- [The exercise] Copy out everything in the data from the line containing "activity-title-cell — [444, 542, 615, 689]" down to the line containing "activity-content-cell — [615, 689, 878, 836]", including both of those lines, without changing anything.

Data taken from a collection
— start —

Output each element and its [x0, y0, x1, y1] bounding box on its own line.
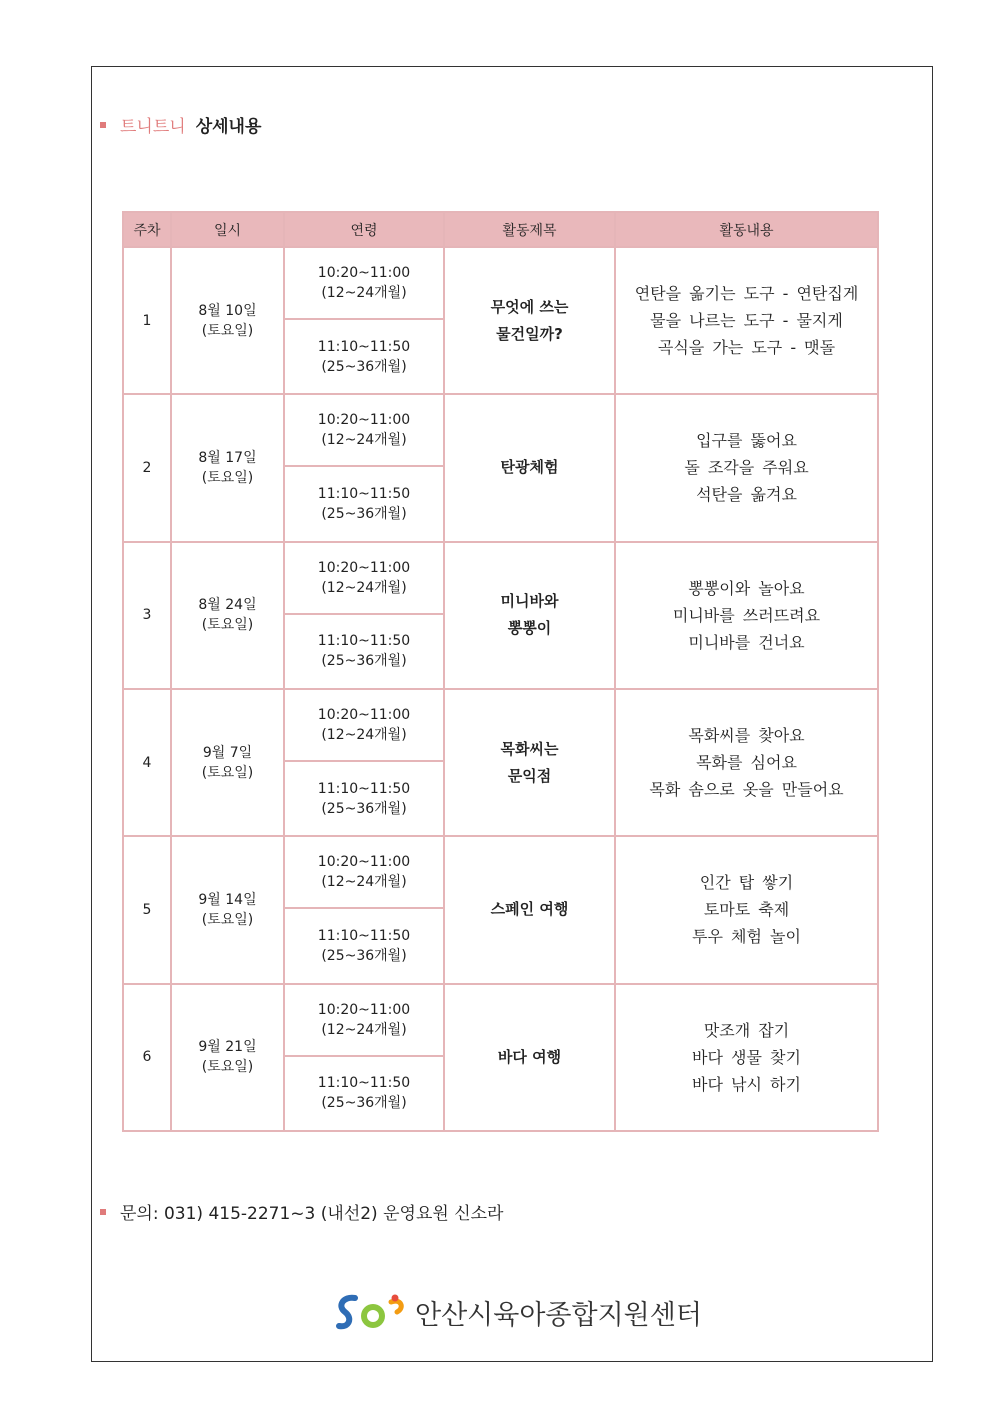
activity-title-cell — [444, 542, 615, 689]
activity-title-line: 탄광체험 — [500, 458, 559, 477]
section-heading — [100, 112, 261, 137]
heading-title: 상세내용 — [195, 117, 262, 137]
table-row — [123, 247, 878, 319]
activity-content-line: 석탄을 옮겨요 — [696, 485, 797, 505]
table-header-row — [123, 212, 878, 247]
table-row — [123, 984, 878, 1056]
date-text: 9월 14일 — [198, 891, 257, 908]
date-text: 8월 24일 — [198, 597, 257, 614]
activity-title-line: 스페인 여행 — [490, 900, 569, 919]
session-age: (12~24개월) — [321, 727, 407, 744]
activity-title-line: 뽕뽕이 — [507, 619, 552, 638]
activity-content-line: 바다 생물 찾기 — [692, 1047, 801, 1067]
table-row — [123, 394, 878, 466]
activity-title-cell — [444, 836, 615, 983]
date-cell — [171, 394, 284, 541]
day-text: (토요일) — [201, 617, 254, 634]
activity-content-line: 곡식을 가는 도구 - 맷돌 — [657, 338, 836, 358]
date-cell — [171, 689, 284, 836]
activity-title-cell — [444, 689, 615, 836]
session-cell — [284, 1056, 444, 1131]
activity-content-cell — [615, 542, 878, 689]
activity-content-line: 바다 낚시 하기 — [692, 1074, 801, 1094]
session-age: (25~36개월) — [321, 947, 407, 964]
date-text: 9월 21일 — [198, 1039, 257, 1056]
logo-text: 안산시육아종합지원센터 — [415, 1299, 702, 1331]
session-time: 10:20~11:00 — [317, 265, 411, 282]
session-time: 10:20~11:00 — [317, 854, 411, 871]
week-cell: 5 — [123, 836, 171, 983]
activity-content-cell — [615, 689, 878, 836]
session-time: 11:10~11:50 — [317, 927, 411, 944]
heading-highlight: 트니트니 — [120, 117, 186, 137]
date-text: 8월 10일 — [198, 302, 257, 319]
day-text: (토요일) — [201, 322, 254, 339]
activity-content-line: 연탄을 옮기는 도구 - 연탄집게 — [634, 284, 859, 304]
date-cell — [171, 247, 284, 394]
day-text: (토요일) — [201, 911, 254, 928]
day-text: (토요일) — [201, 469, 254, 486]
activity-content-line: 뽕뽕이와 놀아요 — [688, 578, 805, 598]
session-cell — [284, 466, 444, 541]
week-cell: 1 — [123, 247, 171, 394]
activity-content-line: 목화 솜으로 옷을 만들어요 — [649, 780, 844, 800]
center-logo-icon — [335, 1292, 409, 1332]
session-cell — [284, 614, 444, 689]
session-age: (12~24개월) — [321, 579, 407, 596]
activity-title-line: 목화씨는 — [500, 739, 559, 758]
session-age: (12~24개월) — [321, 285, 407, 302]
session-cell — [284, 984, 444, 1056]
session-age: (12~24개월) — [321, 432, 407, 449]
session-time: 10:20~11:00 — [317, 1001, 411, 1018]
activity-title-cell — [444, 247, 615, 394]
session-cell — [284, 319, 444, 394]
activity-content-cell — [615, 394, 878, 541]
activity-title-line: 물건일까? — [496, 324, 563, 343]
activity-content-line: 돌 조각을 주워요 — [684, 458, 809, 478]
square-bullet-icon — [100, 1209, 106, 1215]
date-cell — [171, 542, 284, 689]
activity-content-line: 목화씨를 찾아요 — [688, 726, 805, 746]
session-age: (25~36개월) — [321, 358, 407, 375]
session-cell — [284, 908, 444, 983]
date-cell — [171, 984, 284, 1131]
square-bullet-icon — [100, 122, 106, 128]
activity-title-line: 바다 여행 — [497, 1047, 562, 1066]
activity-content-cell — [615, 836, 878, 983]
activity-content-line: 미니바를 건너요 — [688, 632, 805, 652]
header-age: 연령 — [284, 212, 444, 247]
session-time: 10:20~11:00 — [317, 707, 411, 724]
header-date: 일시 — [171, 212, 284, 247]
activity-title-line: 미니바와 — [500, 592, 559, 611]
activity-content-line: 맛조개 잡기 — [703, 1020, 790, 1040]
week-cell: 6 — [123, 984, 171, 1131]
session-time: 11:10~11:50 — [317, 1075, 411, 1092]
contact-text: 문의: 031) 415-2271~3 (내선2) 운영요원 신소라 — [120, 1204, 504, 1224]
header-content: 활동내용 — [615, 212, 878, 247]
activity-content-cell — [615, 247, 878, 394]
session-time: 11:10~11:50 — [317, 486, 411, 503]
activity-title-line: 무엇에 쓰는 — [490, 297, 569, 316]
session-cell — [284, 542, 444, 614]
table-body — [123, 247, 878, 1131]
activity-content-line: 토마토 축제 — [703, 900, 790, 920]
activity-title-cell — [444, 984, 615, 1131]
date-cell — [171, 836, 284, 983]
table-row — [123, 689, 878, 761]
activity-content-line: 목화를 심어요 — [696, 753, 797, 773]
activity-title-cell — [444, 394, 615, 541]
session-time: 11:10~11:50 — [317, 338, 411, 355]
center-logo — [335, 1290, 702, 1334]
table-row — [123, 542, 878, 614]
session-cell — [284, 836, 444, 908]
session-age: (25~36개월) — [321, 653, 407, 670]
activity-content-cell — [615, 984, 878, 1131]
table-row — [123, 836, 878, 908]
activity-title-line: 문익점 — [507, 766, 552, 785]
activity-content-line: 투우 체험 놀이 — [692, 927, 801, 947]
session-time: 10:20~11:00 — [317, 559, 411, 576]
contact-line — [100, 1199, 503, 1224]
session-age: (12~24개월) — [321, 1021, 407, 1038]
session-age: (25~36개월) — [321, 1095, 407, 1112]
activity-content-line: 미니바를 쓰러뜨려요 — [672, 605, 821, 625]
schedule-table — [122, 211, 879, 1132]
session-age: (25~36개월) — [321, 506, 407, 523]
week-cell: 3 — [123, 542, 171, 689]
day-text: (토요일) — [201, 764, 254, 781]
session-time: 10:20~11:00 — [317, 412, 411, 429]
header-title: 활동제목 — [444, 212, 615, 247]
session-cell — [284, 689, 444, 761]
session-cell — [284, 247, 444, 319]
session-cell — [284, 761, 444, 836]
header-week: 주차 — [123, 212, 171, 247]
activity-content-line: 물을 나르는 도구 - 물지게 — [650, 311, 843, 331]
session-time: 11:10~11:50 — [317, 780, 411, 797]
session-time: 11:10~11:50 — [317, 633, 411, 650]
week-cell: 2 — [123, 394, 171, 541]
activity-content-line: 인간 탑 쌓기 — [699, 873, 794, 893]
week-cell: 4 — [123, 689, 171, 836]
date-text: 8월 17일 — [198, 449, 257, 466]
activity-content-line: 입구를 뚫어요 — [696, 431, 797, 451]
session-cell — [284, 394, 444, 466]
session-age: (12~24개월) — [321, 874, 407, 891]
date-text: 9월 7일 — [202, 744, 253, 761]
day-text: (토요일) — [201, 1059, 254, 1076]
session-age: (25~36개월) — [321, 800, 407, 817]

— end —

- [Solution]
activity-title-cell — [444, 542, 615, 689]
activity-title-line: 탄광체험 — [500, 458, 559, 477]
section-heading — [100, 112, 261, 137]
heading-title: 상세내용 — [195, 117, 262, 137]
table-row — [123, 247, 878, 319]
activity-content-line: 석탄을 옮겨요 — [696, 485, 797, 505]
table-header-row — [123, 212, 878, 247]
table-row — [123, 984, 878, 1056]
date-text: 9월 14일 — [198, 891, 257, 908]
date-text: 8월 24일 — [198, 597, 257, 614]
activity-title-line: 스페인 여행 — [490, 900, 569, 919]
session-age: (12~24개월) — [321, 727, 407, 744]
activity-title-line: 뽕뽕이 — [507, 619, 552, 638]
activity-content-line: 바다 생물 찾기 — [692, 1047, 801, 1067]
table-row — [123, 394, 878, 466]
activity-title-cell — [444, 836, 615, 983]
date-cell — [171, 394, 284, 541]
day-text: (토요일) — [201, 617, 254, 634]
activity-content-line: 곡식을 가는 도구 - 맷돌 — [657, 338, 836, 358]
date-cell — [171, 689, 284, 836]
activity-title-cell — [444, 689, 615, 836]
session-cell — [284, 1056, 444, 1131]
activity-content-cell — [615, 542, 878, 689]
activity-content-line: 바다 낚시 하기 — [692, 1074, 801, 1094]
session-age: (25~36개월) — [321, 947, 407, 964]
date-text: 9월 21일 — [198, 1039, 257, 1056]
logo-text: 안산시육아종합지원센터 — [415, 1299, 702, 1331]
session-time: 10:20~11:00 — [317, 265, 411, 282]
session-time: 10:20~11:00 — [317, 854, 411, 871]
week-cell: 5 — [123, 836, 171, 983]
activity-content-cell — [615, 689, 878, 836]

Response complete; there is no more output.